[RECORDED INFORMATION]

[Start]

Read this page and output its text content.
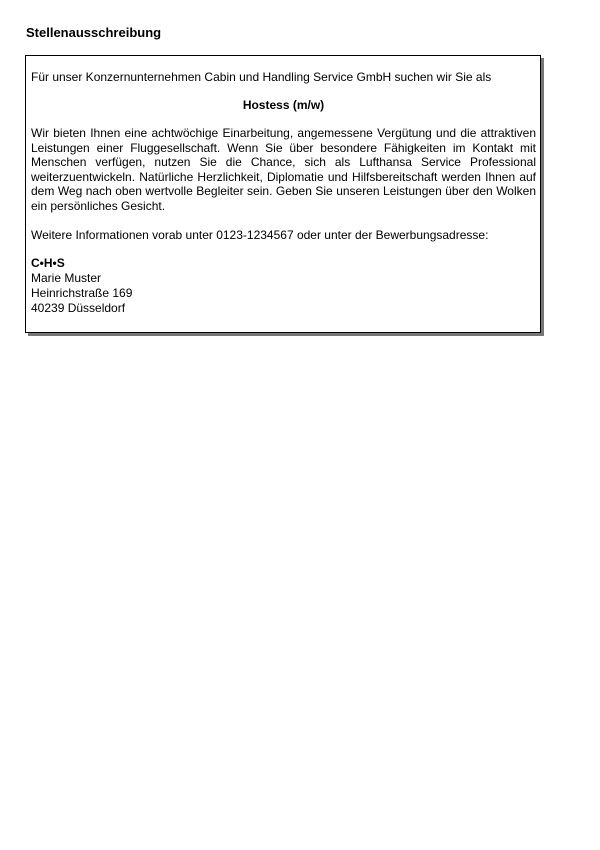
Stellenausschreibung

Für unser Konzernunternehmen Cabin und Handling Service GmbH suchen wir Sie als

Hostess (m/w)

Wir bieten Ihnen eine achtwöchige Einarbeitung, angemessene Vergütung und die attraktiven Leistungen einer Fluggesellschaft. Wenn Sie über besondere Fähigkeiten im Kontakt mit Menschen verfügen, nutzen Sie die Chance, sich als Lufthansa Service Professional weiterzuentwickeln. Natürliche Herzlichkeit, Diplomatie und Hilfsbereitschaft werden Ihnen auf dem Weg nach oben wertvolle Begleiter sein. Geben Sie unseren Leistungen über den Wolken ein persönliches Gesicht.

Weitere Informationen vorab unter 0123-1234567 oder unter der Bewerbungsadresse:

C•H•S
Marie Muster
Heinrichstraße 169
40239 Düsseldorf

[End]

[PROBLEM TO SOLVE] Each line above is to be copied verbatim. Drop any image from the copy.

[COMPLETE ANSWER]
Read this page and output its text content.
Stellenausschreibung

Für unser Konzernunternehmen Cabin und Handling Service GmbH suchen wir Sie als

Hostess (m/w)

Wir bieten Ihnen eine achtwöchige Einarbeitung, angemessene Vergütung und die attraktiven Leistungen einer Fluggesellschaft. Wenn Sie über besondere Fähigkeiten im Kontakt mit Menschen verfügen, nutzen Sie die Chance, sich als Lufthansa Service Professional weiterzuentwickeln. Natürliche Herzlichkeit, Diplomatie und Hilfsbereitschaft werden Ihnen auf dem Weg nach oben wertvolle Begleiter sein. Geben Sie unseren Leistungen über den Wolken ein persönliches Gesicht.

Weitere Informationen vorab unter 0123-1234567 oder unter der Bewerbungsadresse:

C•H•S
Marie Muster
Heinrichstraße 169
40239 Düsseldorf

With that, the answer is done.